--- Start of RECORD LIST ---

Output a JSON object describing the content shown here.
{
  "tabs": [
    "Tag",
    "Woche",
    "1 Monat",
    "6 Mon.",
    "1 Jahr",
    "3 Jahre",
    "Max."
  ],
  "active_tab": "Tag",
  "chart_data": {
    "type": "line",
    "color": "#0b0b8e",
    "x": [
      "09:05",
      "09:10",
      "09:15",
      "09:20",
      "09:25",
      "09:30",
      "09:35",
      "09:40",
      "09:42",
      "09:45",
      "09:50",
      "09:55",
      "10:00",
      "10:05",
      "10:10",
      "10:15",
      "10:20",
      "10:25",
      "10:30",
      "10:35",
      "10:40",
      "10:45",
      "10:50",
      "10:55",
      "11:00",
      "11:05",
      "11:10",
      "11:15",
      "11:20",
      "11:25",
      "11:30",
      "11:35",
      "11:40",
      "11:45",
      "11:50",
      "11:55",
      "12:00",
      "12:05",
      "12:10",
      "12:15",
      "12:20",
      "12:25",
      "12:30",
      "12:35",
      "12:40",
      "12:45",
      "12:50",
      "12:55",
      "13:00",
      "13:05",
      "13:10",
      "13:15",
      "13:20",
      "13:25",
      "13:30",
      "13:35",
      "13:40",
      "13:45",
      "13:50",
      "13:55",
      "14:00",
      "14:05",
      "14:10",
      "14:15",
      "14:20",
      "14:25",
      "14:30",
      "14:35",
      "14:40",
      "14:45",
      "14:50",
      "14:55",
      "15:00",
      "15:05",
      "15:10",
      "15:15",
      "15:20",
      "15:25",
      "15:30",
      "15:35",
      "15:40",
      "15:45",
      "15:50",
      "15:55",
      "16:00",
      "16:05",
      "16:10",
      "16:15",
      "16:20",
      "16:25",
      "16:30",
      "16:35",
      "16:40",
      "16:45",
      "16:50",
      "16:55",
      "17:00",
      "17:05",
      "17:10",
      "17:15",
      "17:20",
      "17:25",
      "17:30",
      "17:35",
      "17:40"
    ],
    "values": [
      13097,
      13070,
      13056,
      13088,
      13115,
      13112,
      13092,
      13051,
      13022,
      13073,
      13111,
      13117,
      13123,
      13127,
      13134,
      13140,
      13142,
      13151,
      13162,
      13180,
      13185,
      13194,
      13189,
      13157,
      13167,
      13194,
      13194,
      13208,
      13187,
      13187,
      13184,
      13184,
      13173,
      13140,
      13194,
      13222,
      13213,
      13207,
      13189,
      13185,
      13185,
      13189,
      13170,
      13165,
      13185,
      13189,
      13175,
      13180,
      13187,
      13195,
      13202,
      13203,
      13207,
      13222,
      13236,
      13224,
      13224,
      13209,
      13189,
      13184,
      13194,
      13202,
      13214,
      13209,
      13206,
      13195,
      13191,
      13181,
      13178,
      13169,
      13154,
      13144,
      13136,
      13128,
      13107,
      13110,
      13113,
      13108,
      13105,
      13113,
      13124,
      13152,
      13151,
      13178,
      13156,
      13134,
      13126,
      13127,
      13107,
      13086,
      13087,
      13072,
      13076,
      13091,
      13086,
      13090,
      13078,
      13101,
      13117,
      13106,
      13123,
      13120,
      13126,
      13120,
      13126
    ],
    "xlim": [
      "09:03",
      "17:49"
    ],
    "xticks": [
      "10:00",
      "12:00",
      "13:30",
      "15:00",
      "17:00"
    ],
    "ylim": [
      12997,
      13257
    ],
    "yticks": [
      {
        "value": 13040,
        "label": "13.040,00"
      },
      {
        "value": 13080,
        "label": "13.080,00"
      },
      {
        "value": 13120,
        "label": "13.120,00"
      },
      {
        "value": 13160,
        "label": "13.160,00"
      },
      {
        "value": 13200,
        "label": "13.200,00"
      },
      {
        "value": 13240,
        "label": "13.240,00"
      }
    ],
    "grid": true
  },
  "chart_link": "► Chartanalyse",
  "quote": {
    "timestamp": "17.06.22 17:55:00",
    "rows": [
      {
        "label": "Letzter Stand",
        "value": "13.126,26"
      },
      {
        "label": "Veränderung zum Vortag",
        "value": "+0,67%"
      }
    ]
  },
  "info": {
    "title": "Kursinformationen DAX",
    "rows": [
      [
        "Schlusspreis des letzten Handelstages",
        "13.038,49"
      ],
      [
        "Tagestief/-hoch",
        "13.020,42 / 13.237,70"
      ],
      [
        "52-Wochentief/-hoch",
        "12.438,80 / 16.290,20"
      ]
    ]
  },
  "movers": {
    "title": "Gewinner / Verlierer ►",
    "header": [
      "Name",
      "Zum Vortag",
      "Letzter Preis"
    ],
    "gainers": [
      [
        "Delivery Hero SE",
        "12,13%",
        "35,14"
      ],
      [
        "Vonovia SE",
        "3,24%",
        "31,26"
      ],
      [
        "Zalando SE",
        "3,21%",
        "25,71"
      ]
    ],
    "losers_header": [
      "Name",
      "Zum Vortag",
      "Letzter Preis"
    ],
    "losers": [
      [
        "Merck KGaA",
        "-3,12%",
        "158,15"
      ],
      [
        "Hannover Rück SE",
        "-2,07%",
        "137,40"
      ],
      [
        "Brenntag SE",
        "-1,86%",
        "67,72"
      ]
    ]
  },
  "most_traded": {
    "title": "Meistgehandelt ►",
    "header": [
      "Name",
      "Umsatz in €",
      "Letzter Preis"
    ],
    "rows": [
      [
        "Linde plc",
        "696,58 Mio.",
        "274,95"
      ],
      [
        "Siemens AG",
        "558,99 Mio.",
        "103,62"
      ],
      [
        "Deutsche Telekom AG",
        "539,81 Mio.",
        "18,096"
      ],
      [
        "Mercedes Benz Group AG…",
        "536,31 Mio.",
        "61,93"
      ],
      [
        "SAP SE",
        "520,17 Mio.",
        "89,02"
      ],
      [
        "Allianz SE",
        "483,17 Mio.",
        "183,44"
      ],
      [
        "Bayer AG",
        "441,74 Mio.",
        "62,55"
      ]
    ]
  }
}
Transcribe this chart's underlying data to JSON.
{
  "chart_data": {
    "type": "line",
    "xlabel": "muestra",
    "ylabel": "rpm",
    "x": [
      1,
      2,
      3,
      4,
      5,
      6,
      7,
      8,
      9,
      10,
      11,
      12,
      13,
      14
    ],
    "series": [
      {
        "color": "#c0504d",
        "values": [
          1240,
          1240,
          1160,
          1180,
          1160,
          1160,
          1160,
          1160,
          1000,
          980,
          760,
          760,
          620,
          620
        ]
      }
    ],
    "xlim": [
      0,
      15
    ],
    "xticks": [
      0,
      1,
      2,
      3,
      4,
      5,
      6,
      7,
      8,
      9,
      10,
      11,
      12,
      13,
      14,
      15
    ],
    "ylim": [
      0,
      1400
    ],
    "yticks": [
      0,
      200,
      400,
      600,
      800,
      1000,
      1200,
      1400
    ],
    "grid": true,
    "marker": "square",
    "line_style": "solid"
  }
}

--- End of RECORD LIST ---

**GIVEN EXERCISE**
Give the listing above again, word for word.

**FULL ANSWER**
Output a JSON object describing the content shown here.
{
  "tabs": [
    "Tag",
    "Woche",
    "1 Monat",
    "6 Mon.",
    "1 Jahr",
    "3 Jahre",
    "Max."
  ],
  "active_tab": "Tag",
  "chart_data": {
    "type": "line",
    "color": "#0b0b8e",
    "x": [
      "09:05",
      "09:10",
      "09:15",
      "09:20",
      "09:25",
      "09:30",
      "09:35",
      "09:40",
      "09:42",
      "09:45",
      "09:50",
      "09:55",
      "10:00",
      "10:05",
      "10:10",
      "10:15",
      "10:20",
      "10:25",
      "10:30",
      "10:35",
      "10:40",
      "10:45",
      "10:50",
      "10:55",
      "11:00",
      "11:05",
      "11:10",
      "11:15",
      "11:20",
      "11:25",
      "11:30",
      "11:35",
      "11:40",
      "11:45",
      "11:50",
      "11:55",
      "12:00",
      "12:05",
      "12:10",
      "12:15",
      "12:20",
      "12:25",
      "12:30",
      "12:35",
      "12:40",
      "12:45",
      "12:50",
      "12:55",
      "13:00",
      "13:05",
      "13:10",
      "13:15",
      "13:20",
      "13:25",
      "13:30",
      "13:35",
      "13:40",
      "13:45",
      "13:50",
      "13:55",
      "14:00",
      "14:05",
      "14:10",
      "14:15",
      "14:20",
      "14:25",
      "14:30",
      "14:35",
      "14:40",
      "14:45",
      "14:50",
      "14:55",
      "15:00",
      "15:05",
      "15:10",
      "15:15",
      "15:20",
      "15:25",
      "15:30",
      "15:35",
      "15:40",
      "15:45",
      "15:50",
      "15:55",
      "16:00",
      "16:05",
      "16:10",
      "16:15",
      "16:20",
      "16:25",
      "16:30",
      "16:35",
      "16:40",
      "16:45",
      "16:50",
      "16:55",
      "17:00",
      "17:05",
      "17:10",
      "17:15",
      "17:20",
      "17:25",
      "17:30",
      "17:35",
      "17:40"
    ],
    "values": [
      13097,
      13070,
      13056,
      13088,
      13115,
      13112,
      13092,
      13051,
      13022,
      13073,
      13111,
      13117,
      13123,
      13127,
      13134,
      13140,
      13142,
      13151,
      13162,
      13180,
      13185,
      13194,
      13189,
      13157,
      13167,
      13194,
      13194,
      13208,
      13187,
      13187,
      13184,
      13184,
      13173,
      13140,
      13194,
      13222,
      13213,
      13207,
      13189,
      13185,
      13185,
      13189,
      13170,
      13165,
      13185,
      13189,
      13175,
      13180,
      13187,
      13195,
      13202,
      13203,
      13207,
      13222,
      13236,
      13224,
      13224,
      13209,
      13189,
      13184,
      13194,
      13202,
      13214,
      13209,
      13206,
      13195,
      13191,
      13181,
      13178,
      13169,
      13154,
      13144,
      13136,
      13128,
      13107,
      13110,
      13113,
      13108,
      13105,
      13113,
      13124,
      13152,
      13151,
      13178,
      13156,
      13134,
      13126,
      13127,
      13107,
      13086,
      13087,
      13072,
      13076,
      13091,
      13086,
      13090,
      13078,
      13101,
      13117,
      13106,
      13123,
      13120,
      13126,
      13120,
      13126
    ],
    "xlim": [
      "09:03",
      "17:49"
    ],
    "xticks": [
      "10:00",
      "12:00",
      "13:30",
      "15:00",
      "17:00"
    ],
    "ylim": [
      12997,
      13257
    ],
    "yticks": [
      {
        "value": 13040,
        "label": "13.040,00"
      },
      {
        "value": 13080,
        "label": "13.080,00"
      },
      {
        "value": 13120,
        "label": "13.120,00"
      },
      {
        "value": 13160,
        "label": "13.160,00"
      },
      {
        "value": 13200,
        "label": "13.200,00"
      },
      {
        "value": 13240,
        "label": "13.240,00"
      }
    ],
    "grid": true
  },
  "chart_link": "► Chartanalyse",
  "quote": {
    "timestamp": "17.06.22 17:55:00",
    "rows": [
      {
        "label": "Letzter Stand",
        "value": "13.126,26"
      },
      {
        "label": "Veränderung zum Vortag",
        "value": "+0,67%"
      }
    ]
  },
  "info": {
    "title": "Kursinformationen DAX",
    "rows": [
      [
        "Schlusspreis des letzten Handelstages",
        "13.038,49"
      ],
      [
        "Tagestief/-hoch",
        "13.020,42 / 13.237,70"
      ],
      [
        "52-Wochentief/-hoch",
        "12.438,80 / 16.290,20"
      ]
    ]
  },
  "movers": {
    "title": "Gewinner / Verlierer ►",
    "header": [
      "Name",
      "Zum Vortag",
      "Letzter Preis"
    ],
    "gainers": [
      [
        "Delivery Hero SE",
        "12,13%",
        "35,14"
      ],
      [
        "Vonovia SE",
        "3,24%",
        "31,26"
      ],
      [
        "Zalando SE",
        "3,21%",
        "25,71"
      ]
    ],
    "losers_header": [
      "Name",
      "Zum Vortag",
      "Letzter Preis"
    ],
    "losers": [
      [
        "Merck KGaA",
        "-3,12%",
        "158,15"
      ],
      [
        "Hannover Rück SE",
        "-2,07%",
        "137,40"
      ],
      [
        "Brenntag SE",
        "-1,86%",
        "67,72"
      ]
    ]
  },
  "most_traded": {
    "title": "Meistgehandelt ►",
    "header": [
      "Name",
      "Umsatz in €",
      "Letzter Preis"
    ],
    "rows": [
      [
        "Linde plc",
        "696,58 Mio.",
        "274,95"
      ],
      [
        "Siemens AG",
        "558,99 Mio.",
        "103,62"
      ],
      [
        "Deutsche Telekom AG",
        "539,81 Mio.",
        "18,096"
      ],
      [
        "Mercedes Benz Group AG…",
        "536,31 Mio.",
        "61,93"
      ],
      [
        "SAP SE",
        "520,17 Mio.",
        "89,02"
      ],
      [
        "Allianz SE",
        "483,17 Mio.",
        "183,44"
      ],
      [
        "Bayer AG",
        "441,74 Mio.",
        "62,55"
      ]
    ]
  }
}
Transcribe this chart's underlying data to JSON.
{
  "chart_data": {
    "type": "line",
    "xlabel": "muestra",
    "ylabel": "rpm",
    "x": [
      1,
      2,
      3,
      4,
      5,
      6,
      7,
      8,
      9,
      10,
      11,
      12,
      13,
      14
    ],
    "series": [
      {
        "color": "#c0504d",
        "values": [
          1240,
          1240,
          1160,
          1180,
          1160,
          1160,
          1160,
          1160,
          1000,
          980,
          760,
          760,
          620,
          620
        ]
      }
    ],
    "xlim": [
      0,
      15
    ],
    "xticks": [
      0,
      1,
      2,
      3,
      4,
      5,
      6,
      7,
      8,
      9,
      10,
      11,
      12,
      13,
      14,
      15
    ],
    "ylim": [
      0,
      1400
    ],
    "yticks": [
      0,
      200,
      400,
      600,
      800,
      1000,
      1200,
      1400
    ],
    "grid": true,
    "marker": "square",
    "line_style": "solid"
  }
}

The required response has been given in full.